## [TASK REQUIREMENTS]
From the listing that follows, extract every line and set it down unaltered.

◇ ◇ ◇

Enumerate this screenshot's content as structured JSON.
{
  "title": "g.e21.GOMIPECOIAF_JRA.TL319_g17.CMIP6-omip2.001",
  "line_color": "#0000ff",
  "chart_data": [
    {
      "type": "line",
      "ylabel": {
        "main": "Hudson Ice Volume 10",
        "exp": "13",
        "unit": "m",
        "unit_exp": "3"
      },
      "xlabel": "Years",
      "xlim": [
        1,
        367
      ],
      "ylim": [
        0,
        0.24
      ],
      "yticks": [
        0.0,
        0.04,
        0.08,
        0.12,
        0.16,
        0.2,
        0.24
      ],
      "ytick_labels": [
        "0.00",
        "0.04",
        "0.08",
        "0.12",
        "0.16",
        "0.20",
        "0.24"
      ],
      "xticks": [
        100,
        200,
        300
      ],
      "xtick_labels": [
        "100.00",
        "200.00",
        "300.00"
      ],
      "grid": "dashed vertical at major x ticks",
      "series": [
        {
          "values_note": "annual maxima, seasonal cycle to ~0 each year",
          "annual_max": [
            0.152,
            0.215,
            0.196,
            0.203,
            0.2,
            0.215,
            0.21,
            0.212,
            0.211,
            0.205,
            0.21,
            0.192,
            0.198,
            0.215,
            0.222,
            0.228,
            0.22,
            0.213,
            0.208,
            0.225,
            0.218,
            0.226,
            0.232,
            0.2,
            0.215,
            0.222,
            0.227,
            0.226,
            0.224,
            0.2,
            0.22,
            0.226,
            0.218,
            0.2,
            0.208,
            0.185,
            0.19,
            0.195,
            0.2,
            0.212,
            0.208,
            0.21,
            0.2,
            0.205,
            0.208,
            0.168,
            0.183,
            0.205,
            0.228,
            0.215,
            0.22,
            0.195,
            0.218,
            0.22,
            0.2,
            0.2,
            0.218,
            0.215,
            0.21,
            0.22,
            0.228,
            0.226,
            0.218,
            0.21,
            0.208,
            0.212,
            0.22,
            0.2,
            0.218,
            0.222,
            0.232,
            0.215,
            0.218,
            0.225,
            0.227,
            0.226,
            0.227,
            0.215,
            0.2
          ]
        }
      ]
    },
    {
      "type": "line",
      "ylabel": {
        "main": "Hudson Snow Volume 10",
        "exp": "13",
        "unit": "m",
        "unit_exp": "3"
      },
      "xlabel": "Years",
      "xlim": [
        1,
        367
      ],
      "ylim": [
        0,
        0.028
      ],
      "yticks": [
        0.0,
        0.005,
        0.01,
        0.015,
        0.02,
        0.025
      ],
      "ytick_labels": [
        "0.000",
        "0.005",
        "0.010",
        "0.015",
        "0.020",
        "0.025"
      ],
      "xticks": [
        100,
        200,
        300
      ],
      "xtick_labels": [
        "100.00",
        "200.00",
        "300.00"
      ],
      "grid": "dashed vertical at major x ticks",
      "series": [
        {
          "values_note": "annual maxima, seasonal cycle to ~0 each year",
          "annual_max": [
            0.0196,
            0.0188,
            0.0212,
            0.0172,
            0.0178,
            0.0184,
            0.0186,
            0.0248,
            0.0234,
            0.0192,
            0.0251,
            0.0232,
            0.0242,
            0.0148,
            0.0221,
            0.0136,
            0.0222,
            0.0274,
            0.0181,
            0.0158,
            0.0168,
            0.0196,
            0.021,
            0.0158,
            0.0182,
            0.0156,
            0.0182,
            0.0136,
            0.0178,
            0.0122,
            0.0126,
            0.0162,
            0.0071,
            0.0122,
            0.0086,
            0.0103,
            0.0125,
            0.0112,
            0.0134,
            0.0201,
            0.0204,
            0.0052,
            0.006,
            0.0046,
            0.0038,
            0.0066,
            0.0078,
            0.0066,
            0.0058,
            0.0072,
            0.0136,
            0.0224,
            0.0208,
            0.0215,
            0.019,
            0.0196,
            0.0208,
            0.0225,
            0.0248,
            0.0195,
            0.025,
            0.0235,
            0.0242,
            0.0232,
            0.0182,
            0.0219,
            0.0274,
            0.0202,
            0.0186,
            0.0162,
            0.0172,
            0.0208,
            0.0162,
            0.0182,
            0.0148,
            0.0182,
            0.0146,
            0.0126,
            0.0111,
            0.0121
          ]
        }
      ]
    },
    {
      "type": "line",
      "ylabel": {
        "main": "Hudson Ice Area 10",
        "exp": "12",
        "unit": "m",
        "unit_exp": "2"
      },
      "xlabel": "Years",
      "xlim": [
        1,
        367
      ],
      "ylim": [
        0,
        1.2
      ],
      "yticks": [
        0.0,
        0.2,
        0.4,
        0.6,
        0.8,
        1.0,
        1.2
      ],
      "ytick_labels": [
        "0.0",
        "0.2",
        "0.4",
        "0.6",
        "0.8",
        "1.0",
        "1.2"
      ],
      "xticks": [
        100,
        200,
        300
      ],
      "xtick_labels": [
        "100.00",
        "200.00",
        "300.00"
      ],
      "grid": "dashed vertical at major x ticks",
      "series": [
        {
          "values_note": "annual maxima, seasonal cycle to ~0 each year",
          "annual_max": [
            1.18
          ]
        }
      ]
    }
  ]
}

◇ ◇ ◇

## [RESULT OF THIS EXERCISE]
Enumerate this screenshot's content as structured JSON.
{
  "title": "g.e21.GOMIPECOIAF_JRA.TL319_g17.CMIP6-omip2.001",
  "line_color": "#0000ff",
  "chart_data": [
    {
      "type": "line",
      "ylabel": {
        "main": "Hudson Ice Volume 10",
        "exp": "13",
        "unit": "m",
        "unit_exp": "3"
      },
      "xlabel": "Years",
      "xlim": [
        1,
        367
      ],
      "ylim": [
        0,
        0.24
      ],
      "yticks": [
        0.0,
        0.04,
        0.08,
        0.12,
        0.16,
        0.2,
        0.24
      ],
      "ytick_labels": [
        "0.00",
        "0.04",
        "0.08",
        "0.12",
        "0.16",
        "0.20",
        "0.24"
      ],
      "xticks": [
        100,
        200,
        300
      ],
      "xtick_labels": [
        "100.00",
        "200.00",
        "300.00"
      ],
      "grid": "dashed vertical at major x ticks",
      "series": [
        {
          "values_note": "annual maxima, seasonal cycle to ~0 each year",
          "annual_max": [
            0.152,
            0.215,
            0.196,
            0.203,
            0.2,
            0.215,
            0.21,
            0.212,
            0.211,
            0.205,
            0.21,
            0.192,
            0.198,
            0.215,
            0.222,
            0.228,
            0.22,
            0.213,
            0.208,
            0.225,
            0.218,
            0.226,
            0.232,
            0.2,
            0.215,
            0.222,
            0.227,
            0.226,
            0.224,
            0.2,
            0.22,
            0.226,
            0.218,
            0.2,
            0.208,
            0.185,
            0.19,
            0.195,
            0.2,
            0.212,
            0.208,
            0.21,
            0.2,
            0.205,
            0.208,
            0.168,
            0.183,
            0.205,
            0.228,
            0.215,
            0.22,
            0.195,
            0.218,
            0.22,
            0.2,
            0.2,
            0.218,
            0.215,
            0.21,
            0.22,
            0.228,
            0.226,
            0.218,
            0.21,
            0.208,
            0.212,
            0.22,
            0.2,
            0.218,
            0.222,
            0.232,
            0.215,
            0.218,
            0.225,
            0.227,
            0.226,
            0.227,
            0.215,
            0.2
          ]
        }
      ]
    },
    {
      "type": "line",
      "ylabel": {
        "main": "Hudson Snow Volume 10",
        "exp": "13",
        "unit": "m",
        "unit_exp": "3"
      },
      "xlabel": "Years",
      "xlim": [
        1,
        367
      ],
      "ylim": [
        0,
        0.028
      ],
      "yticks": [
        0.0,
        0.005,
        0.01,
        0.015,
        0.02,
        0.025
      ],
      "ytick_labels": [
        "0.000",
        "0.005",
        "0.010",
        "0.015",
        "0.020",
        "0.025"
      ],
      "xticks": [
        100,
        200,
        300
      ],
      "xtick_labels": [
        "100.00",
        "200.00",
        "300.00"
      ],
      "grid": "dashed vertical at major x ticks",
      "series": [
        {
          "values_note": "annual maxima, seasonal cycle to ~0 each year",
          "annual_max": [
            0.0196,
            0.0188,
            0.0212,
            0.0172,
            0.0178,
            0.0184,
            0.0186,
            0.0248,
            0.0234,
            0.0192,
            0.0251,
            0.0232,
            0.0242,
            0.0148,
            0.0221,
            0.0136,
            0.0222,
            0.0274,
            0.0181,
            0.0158,
            0.0168,
            0.0196,
            0.021,
            0.0158,
            0.0182,
            0.0156,
            0.0182,
            0.0136,
            0.0178,
            0.0122,
            0.0126,
            0.0162,
            0.0071,
            0.0122,
            0.0086,
            0.0103,
            0.0125,
            0.0112,
            0.0134,
            0.0201,
            0.0204,
            0.0052,
            0.006,
            0.0046,
            0.0038,
            0.0066,
            0.0078,
            0.0066,
            0.0058,
            0.0072,
            0.0136,
            0.0224,
            0.0208,
            0.0215,
            0.019,
            0.0196,
            0.0208,
            0.0225,
            0.0248,
            0.0195,
            0.025,
            0.0235,
            0.0242,
            0.0232,
            0.0182,
            0.0219,
            0.0274,
            0.0202,
            0.0186,
            0.0162,
            0.0172,
            0.0208,
            0.0162,
            0.0182,
            0.0148,
            0.0182,
            0.0146,
            0.0126,
            0.0111,
            0.0121
          ]
        }
      ]
    },
    {
      "type": "line",
      "ylabel": {
        "main": "Hudson Ice Area 10",
        "exp": "12",
        "unit": "m",
        "unit_exp": "2"
      },
      "xlabel": "Years",
      "xlim": [
        1,
        367
      ],
      "ylim": [
        0,
        1.2
      ],
      "yticks": [
        0.0,
        0.2,
        0.4,
        0.6,
        0.8,
        1.0,
        1.2
      ],
      "ytick_labels": [
        "0.0",
        "0.2",
        "0.4",
        "0.6",
        "0.8",
        "1.0",
        "1.2"
      ],
      "xticks": [
        100,
        200,
        300
      ],
      "xtick_labels": [
        "100.00",
        "200.00",
        "300.00"
      ],
      "grid": "dashed vertical at major x ticks",
      "series": [
        {
          "values_note": "annual maxima, seasonal cycle to ~0 each year",
          "annual_max": [
            1.18
          ]
        }
      ]
    }
  ]
}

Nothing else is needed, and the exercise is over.